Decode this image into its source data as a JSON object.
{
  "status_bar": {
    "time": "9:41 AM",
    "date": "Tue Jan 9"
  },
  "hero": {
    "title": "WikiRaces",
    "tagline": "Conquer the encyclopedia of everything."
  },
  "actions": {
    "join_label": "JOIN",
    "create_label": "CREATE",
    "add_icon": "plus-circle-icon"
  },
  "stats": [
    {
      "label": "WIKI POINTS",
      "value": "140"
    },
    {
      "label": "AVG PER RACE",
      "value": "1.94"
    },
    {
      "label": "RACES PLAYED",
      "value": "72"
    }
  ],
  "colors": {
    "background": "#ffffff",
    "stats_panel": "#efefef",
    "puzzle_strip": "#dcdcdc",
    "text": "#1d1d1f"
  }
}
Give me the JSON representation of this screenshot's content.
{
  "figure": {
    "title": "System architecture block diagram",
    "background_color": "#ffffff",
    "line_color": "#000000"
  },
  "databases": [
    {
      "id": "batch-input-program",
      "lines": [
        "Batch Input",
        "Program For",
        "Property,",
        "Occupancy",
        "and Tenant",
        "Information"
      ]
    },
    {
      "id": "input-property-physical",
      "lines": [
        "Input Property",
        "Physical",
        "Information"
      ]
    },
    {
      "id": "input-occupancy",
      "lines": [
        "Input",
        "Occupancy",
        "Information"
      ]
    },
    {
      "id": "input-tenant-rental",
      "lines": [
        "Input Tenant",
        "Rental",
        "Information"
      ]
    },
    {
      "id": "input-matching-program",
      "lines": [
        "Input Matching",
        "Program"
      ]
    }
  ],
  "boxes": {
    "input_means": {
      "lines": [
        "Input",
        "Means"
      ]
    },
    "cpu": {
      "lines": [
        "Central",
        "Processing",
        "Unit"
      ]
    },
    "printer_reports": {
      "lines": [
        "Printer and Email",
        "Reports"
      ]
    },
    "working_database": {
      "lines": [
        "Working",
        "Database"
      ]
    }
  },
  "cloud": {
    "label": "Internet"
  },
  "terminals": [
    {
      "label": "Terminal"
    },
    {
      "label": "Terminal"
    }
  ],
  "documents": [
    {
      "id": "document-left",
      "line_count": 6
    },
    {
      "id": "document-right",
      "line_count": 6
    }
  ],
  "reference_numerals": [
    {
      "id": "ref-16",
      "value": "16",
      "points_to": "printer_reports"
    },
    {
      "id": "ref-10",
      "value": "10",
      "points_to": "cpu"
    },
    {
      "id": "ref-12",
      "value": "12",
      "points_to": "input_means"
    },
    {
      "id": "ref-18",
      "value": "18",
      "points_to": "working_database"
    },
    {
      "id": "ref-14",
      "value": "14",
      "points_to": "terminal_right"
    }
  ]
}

_ _ _ _ _

● REQUIREMENTS:
Each line in the data that holds the string "ffffff" should be found and copied.

● EXERCISE SOLUTION:
    "background": "#ffffff",
    "background_color": "#ffffff",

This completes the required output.